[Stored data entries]
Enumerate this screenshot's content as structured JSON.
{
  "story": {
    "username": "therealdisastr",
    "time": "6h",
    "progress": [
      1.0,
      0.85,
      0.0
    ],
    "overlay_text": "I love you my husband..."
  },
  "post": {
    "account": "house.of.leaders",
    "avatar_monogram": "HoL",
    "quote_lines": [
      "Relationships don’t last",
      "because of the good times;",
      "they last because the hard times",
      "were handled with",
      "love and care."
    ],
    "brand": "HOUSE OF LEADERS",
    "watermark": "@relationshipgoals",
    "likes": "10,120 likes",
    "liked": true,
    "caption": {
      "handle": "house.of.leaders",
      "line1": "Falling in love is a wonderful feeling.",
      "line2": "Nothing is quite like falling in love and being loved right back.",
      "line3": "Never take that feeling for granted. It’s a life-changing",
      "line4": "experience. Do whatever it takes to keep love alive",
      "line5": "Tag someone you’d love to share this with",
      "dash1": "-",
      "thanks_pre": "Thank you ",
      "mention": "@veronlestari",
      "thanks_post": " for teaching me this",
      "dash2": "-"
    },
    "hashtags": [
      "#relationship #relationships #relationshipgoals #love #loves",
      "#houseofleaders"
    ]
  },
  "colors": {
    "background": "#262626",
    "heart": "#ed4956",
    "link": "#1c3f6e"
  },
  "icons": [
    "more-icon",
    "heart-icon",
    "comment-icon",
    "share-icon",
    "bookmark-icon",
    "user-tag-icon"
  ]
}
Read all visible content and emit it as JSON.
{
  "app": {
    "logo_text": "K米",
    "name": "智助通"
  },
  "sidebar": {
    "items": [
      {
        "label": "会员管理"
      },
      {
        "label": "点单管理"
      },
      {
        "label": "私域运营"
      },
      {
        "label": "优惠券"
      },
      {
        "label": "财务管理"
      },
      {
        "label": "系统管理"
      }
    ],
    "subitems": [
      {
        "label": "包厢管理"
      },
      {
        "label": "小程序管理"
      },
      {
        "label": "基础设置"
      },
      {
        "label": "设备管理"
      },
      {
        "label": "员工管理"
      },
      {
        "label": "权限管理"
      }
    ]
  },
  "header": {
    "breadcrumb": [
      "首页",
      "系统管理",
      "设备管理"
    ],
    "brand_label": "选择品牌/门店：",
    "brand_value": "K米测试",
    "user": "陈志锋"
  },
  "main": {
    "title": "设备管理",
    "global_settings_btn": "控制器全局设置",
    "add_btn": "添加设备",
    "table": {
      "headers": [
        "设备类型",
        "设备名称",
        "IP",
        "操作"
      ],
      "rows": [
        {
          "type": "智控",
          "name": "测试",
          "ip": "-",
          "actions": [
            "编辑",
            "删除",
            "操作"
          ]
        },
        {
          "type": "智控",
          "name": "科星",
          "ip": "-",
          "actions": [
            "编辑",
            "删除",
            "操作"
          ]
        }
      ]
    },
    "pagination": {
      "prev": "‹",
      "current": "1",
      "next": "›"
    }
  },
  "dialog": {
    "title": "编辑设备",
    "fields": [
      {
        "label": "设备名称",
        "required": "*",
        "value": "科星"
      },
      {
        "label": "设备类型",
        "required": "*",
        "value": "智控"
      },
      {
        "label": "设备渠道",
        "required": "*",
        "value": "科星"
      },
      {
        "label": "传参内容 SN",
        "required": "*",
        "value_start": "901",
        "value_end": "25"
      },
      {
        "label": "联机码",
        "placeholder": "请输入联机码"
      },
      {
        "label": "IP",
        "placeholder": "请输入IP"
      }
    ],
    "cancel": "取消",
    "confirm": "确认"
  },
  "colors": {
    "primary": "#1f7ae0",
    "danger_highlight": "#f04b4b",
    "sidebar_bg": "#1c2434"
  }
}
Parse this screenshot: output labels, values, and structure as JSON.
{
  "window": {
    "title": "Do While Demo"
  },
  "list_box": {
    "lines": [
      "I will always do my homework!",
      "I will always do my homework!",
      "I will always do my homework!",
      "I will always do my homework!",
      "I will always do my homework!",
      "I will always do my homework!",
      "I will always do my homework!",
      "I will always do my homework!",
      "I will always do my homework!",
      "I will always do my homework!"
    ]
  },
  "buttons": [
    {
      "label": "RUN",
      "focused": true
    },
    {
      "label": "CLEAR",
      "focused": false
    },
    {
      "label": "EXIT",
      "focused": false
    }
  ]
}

**Task**
Can you restate every record above word for word?

**Answer to this problem**
Enumerate this screenshot's content as structured JSON.
{
  "story": {
    "username": "therealdisastr",
    "time": "6h",
    "progress": [
      1.0,
      0.85,
      0.0
    ],
    "overlay_text": "I love you my husband..."
  },
  "post": {
    "account": "house.of.leaders",
    "avatar_monogram": "HoL",
    "quote_lines": [
      "Relationships don’t last",
      "because of the good times;",
      "they last because the hard times",
      "were handled with",
      "love and care."
    ],
    "brand": "HOUSE OF LEADERS",
    "watermark": "@relationshipgoals",
    "likes": "10,120 likes",
    "liked": true,
    "caption": {
      "handle": "house.of.leaders",
      "line1": "Falling in love is a wonderful feeling.",
      "line2": "Nothing is quite like falling in love and being loved right back.",
      "line3": "Never take that feeling for granted. It’s a life-changing",
      "line4": "experience. Do whatever it takes to keep love alive",
      "line5": "Tag someone you’d love to share this with",
      "dash1": "-",
      "thanks_pre": "Thank you ",
      "mention": "@veronlestari",
      "thanks_post": " for teaching me this",
      "dash2": "-"
    },
    "hashtags": [
      "#relationship #relationships #relationshipgoals #love #loves",
      "#houseofleaders"
    ]
  },
  "colors": {
    "background": "#262626",
    "heart": "#ed4956",
    "link": "#1c3f6e"
  },
  "icons": [
    "more-icon",
    "heart-icon",
    "comment-icon",
    "share-icon",
    "bookmark-icon",
    "user-tag-icon"
  ]
}
Read all visible content and emit it as JSON.
{
  "app": {
    "logo_text": "K米",
    "name": "智助通"
  },
  "sidebar": {
    "items": [
      {
        "label": "会员管理"
      },
      {
        "label": "点单管理"
      },
      {
        "label": "私域运营"
      },
      {
        "label": "优惠券"
      },
      {
        "label": "财务管理"
      },
      {
        "label": "系统管理"
      }
    ],
    "subitems": [
      {
        "label": "包厢管理"
      },
      {
        "label": "小程序管理"
      },
      {
        "label": "基础设置"
      },
      {
        "label": "设备管理"
      },
      {
        "label": "员工管理"
      },
      {
        "label": "权限管理"
      }
    ]
  },
  "header": {
    "breadcrumb": [
      "首页",
      "系统管理",
      "设备管理"
    ],
    "brand_label": "选择品牌/门店：",
    "brand_value": "K米测试",
    "user": "陈志锋"
  },
  "main": {
    "title": "设备管理",
    "global_settings_btn": "控制器全局设置",
    "add_btn": "添加设备",
    "table": {
      "headers": [
        "设备类型",
        "设备名称",
        "IP",
        "操作"
      ],
      "rows": [
        {
          "type": "智控",
          "name": "测试",
          "ip": "-",
          "actions": [
            "编辑",
            "删除",
            "操作"
          ]
        },
        {
          "type": "智控",
          "name": "科星",
          "ip": "-",
          "actions": [
            "编辑",
            "删除",
            "操作"
          ]
        }
      ]
    },
    "pagination": {
      "prev": "‹",
      "current": "1",
      "next": "›"
    }
  },
  "dialog": {
    "title": "编辑设备",
    "fields": [
      {
        "label": "设备名称",
        "required": "*",
        "value": "科星"
      },
      {
        "label": "设备类型",
        "required": "*",
        "value": "智控"
      },
      {
        "label": "设备渠道",
        "required": "*",
        "value": "科星"
      },
      {
        "label": "传参内容 SN",
        "required": "*",
        "value_start": "901",
        "value_end": "25"
      },
      {
        "label": "联机码",
        "placeholder": "请输入联机码"
      },
      {
        "label": "IP",
        "placeholder": "请输入IP"
      }
    ],
    "cancel": "取消",
    "confirm": "确认"
  },
  "colors": {
    "primary": "#1f7ae0",
    "danger_highlight": "#f04b4b",
    "sidebar_bg": "#1c2434"
  }
}
Parse this screenshot: output labels, values, and structure as JSON.
{
  "window": {
    "title": "Do While Demo"
  },
  "list_box": {
    "lines": [
      "I will always do my homework!",
      "I will always do my homework!",
      "I will always do my homework!",
      "I will always do my homework!",
      "I will always do my homework!",
      "I will always do my homework!",
      "I will always do my homework!",
      "I will always do my homework!",
      "I will always do my homework!",
      "I will always do my homework!"
    ]
  },
  "buttons": [
    {
      "label": "RUN",
      "focused": true
    },
    {
      "label": "CLEAR",
      "focused": false
    },
    {
      "label": "EXIT",
      "focused": false
    }
  ]
}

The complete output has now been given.